**Work request 1:** Which variable and data set names appear in the lm call in the passage on getting group means by dropping the intercept?
**Work request 2:** Pick up the passage on getting group means by dropping the intercept from the lm call, starting right after its last line.

**Supplied passage:**

>>

Finally, if you would prefer to know the actual mean values of each group as well, it's possible to amend the `lm` call slightly by removing the intercept term. This gives:
`summary(lm(weight ~ group - 1, data = genderweight))`
```{r}
#| label: lm2
#| message: false
summary(lm(weight ~ group - 1, data = genderweight))

<<

[Page layout parsing data]
>>

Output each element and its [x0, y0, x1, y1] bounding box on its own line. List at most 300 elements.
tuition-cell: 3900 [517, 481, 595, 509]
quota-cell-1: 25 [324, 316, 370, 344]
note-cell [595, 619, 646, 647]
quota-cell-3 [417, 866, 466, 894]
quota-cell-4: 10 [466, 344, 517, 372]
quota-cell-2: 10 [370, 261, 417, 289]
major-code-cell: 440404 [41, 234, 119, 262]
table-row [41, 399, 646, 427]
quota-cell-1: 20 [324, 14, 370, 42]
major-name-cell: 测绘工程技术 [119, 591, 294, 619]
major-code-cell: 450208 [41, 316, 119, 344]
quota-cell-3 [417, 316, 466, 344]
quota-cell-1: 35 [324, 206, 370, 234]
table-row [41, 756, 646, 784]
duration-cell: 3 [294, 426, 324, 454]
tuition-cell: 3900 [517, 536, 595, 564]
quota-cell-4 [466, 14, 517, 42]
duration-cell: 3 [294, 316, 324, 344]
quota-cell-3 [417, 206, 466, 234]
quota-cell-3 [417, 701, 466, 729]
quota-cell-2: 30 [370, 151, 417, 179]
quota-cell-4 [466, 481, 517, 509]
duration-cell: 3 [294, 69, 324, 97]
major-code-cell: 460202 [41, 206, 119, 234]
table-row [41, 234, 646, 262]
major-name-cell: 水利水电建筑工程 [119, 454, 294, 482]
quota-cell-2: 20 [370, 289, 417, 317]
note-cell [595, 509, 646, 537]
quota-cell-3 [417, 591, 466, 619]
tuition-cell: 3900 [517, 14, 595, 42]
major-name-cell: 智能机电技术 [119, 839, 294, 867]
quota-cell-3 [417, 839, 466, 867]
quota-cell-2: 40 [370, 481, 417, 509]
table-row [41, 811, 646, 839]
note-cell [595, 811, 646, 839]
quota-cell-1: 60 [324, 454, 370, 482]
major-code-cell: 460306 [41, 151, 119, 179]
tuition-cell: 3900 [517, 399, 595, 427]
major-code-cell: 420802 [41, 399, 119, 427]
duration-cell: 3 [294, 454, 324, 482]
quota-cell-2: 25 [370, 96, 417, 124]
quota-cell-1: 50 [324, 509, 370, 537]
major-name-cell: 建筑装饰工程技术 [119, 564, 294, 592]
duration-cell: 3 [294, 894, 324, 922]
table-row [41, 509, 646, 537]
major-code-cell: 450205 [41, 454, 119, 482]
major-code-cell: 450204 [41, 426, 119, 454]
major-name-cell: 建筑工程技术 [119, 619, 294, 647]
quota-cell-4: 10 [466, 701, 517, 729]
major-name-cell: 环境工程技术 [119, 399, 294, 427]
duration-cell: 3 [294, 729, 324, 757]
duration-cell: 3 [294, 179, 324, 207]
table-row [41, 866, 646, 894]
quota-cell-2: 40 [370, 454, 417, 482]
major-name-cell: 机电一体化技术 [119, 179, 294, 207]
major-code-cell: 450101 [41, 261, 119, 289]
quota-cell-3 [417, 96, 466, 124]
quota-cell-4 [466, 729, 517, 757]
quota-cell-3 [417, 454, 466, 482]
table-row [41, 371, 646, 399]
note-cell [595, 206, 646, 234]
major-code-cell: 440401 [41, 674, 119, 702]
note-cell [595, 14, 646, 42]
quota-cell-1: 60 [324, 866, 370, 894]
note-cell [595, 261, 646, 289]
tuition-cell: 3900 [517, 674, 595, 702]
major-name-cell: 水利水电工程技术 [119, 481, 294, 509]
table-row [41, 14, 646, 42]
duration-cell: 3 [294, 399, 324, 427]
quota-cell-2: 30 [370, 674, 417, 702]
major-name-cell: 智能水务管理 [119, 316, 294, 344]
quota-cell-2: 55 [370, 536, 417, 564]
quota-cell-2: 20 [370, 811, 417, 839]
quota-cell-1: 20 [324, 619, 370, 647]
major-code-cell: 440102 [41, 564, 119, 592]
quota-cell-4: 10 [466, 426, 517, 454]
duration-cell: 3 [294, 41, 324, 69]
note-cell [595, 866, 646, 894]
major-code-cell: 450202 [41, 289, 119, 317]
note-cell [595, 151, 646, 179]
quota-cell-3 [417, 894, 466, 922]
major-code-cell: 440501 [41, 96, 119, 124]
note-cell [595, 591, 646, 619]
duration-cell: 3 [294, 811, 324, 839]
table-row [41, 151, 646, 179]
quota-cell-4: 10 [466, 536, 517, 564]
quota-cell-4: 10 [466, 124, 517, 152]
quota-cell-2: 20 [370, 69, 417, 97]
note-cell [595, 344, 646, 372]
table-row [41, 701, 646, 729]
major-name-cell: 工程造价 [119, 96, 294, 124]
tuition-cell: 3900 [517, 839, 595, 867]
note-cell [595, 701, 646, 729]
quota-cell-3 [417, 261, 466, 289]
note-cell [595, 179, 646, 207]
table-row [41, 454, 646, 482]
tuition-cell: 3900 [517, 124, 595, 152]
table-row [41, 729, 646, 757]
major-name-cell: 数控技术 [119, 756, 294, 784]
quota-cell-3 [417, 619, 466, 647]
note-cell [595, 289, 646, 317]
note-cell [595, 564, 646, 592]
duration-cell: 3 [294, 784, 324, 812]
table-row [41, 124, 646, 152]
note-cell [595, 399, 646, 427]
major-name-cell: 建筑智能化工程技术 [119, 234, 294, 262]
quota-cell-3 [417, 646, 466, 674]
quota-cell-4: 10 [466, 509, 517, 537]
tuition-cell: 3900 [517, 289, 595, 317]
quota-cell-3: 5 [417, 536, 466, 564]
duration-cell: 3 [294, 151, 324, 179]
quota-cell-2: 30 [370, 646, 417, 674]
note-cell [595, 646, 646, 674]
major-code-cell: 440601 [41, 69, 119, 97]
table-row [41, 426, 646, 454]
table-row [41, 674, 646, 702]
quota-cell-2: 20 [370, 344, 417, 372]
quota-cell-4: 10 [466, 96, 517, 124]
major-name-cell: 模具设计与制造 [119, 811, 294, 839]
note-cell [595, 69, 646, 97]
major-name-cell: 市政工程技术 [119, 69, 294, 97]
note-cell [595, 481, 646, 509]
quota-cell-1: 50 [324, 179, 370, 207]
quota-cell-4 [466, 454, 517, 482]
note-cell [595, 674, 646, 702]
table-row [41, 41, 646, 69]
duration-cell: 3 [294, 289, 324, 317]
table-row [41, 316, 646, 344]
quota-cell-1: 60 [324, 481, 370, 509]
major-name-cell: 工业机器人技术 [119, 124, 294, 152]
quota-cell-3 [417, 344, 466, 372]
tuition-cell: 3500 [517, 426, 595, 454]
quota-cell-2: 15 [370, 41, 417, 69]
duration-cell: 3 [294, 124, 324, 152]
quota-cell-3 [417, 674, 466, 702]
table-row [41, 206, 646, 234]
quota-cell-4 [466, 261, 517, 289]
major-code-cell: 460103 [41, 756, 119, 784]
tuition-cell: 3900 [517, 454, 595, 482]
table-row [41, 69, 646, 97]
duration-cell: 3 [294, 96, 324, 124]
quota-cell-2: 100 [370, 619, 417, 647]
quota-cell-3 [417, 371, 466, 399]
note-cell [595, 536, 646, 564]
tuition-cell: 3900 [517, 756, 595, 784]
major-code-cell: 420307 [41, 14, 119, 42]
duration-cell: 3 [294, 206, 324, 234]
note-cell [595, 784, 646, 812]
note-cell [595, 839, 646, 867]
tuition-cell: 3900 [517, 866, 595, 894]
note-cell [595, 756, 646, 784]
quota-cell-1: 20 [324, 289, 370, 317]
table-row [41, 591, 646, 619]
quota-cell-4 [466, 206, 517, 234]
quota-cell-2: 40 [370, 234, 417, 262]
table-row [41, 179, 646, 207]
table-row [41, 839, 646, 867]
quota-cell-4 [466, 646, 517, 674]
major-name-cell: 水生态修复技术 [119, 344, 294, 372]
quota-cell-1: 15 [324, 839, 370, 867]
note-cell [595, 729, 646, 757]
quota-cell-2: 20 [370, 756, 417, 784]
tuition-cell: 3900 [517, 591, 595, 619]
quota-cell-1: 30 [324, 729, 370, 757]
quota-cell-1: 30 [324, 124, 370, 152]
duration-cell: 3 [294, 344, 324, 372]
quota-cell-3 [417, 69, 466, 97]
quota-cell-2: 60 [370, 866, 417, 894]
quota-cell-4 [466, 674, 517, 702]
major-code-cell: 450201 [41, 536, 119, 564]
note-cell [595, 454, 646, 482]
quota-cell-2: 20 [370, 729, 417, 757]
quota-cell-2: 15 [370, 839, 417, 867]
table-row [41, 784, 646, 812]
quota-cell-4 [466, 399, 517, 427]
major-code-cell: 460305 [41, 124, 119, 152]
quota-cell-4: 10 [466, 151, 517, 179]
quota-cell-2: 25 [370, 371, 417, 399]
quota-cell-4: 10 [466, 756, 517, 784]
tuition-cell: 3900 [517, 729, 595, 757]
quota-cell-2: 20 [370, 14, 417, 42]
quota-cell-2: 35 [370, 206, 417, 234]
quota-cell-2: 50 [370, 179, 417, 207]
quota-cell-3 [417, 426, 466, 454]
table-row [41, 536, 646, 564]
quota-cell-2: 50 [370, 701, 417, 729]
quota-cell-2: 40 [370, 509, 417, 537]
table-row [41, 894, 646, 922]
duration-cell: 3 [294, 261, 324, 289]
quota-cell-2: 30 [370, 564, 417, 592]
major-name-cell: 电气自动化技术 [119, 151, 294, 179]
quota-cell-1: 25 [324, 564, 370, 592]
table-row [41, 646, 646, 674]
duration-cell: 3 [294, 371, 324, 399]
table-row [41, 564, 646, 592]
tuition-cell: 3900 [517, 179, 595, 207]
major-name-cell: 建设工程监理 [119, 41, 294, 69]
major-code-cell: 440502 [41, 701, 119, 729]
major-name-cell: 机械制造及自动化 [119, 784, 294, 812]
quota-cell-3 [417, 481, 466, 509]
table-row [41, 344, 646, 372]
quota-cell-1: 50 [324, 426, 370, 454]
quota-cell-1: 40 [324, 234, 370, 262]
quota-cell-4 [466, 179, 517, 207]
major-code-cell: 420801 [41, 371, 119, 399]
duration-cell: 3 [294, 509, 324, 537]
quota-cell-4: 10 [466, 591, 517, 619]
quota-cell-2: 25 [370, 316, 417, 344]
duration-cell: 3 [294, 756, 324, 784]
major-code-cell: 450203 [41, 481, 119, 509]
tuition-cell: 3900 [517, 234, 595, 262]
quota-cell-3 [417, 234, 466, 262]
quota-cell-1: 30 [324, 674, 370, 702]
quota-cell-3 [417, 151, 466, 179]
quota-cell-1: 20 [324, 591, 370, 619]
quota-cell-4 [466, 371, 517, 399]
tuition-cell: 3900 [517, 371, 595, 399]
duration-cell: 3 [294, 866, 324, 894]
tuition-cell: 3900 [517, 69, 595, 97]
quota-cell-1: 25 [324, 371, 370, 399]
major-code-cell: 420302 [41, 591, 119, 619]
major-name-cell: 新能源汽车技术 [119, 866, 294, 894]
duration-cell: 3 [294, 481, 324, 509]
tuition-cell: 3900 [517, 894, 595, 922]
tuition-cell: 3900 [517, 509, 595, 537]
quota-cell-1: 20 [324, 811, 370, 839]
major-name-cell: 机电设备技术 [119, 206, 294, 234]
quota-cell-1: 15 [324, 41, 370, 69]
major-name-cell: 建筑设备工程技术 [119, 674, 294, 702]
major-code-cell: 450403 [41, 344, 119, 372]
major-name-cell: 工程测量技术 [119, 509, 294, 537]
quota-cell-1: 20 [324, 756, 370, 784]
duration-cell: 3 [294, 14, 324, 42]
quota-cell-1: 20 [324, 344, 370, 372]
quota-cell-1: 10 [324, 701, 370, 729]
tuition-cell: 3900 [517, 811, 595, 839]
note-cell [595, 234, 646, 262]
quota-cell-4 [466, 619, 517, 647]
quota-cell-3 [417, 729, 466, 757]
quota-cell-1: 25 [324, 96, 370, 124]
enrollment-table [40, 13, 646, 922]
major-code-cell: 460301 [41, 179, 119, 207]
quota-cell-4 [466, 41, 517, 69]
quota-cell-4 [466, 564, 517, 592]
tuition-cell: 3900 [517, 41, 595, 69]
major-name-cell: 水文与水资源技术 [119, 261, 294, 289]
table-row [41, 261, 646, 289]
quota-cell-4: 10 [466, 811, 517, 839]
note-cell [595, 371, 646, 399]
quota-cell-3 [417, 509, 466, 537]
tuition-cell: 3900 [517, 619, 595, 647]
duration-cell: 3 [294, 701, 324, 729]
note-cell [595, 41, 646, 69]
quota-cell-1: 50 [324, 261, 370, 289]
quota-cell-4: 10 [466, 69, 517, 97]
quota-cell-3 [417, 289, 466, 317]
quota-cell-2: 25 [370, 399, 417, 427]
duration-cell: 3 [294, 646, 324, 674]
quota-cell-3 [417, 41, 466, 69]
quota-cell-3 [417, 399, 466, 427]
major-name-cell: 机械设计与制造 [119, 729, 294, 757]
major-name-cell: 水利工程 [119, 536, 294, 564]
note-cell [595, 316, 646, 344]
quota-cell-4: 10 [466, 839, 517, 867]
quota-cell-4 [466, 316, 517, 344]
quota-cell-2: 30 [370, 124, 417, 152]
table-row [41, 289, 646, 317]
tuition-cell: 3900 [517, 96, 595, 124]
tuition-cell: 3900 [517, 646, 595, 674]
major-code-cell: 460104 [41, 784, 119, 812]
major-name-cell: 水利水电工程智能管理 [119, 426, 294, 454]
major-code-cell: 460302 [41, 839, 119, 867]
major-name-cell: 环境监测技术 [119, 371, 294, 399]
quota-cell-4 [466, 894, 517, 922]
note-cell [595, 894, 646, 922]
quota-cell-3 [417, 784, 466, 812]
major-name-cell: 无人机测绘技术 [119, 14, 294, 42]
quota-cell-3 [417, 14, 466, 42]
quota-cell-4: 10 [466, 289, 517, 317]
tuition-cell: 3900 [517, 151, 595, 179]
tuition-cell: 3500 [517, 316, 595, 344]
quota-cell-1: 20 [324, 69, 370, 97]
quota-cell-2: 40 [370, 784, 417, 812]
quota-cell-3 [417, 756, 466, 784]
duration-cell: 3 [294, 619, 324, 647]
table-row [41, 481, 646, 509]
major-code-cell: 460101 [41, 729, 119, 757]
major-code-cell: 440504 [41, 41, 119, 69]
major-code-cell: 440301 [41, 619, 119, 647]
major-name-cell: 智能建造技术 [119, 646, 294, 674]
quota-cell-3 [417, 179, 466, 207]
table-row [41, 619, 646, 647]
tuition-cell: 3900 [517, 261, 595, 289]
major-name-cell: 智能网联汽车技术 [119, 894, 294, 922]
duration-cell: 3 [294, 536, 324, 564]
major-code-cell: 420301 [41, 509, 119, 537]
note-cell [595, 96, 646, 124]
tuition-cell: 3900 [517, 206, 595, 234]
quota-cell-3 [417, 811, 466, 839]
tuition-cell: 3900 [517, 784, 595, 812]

<<

**Answer section 1:** weight, group, genderweight

**Answer section 2:**
```
The two-sample t-test is just one example of a special case of the general linear model. The first link I provided above contains a neat pdf describing many other special cases and I would encourage you to have a look at these. While you might still use these specific tests in your day to day work, it is nonetheless helpful to broaden your statistical knowledge in the realisation that the general linear model is fundamental to all of these.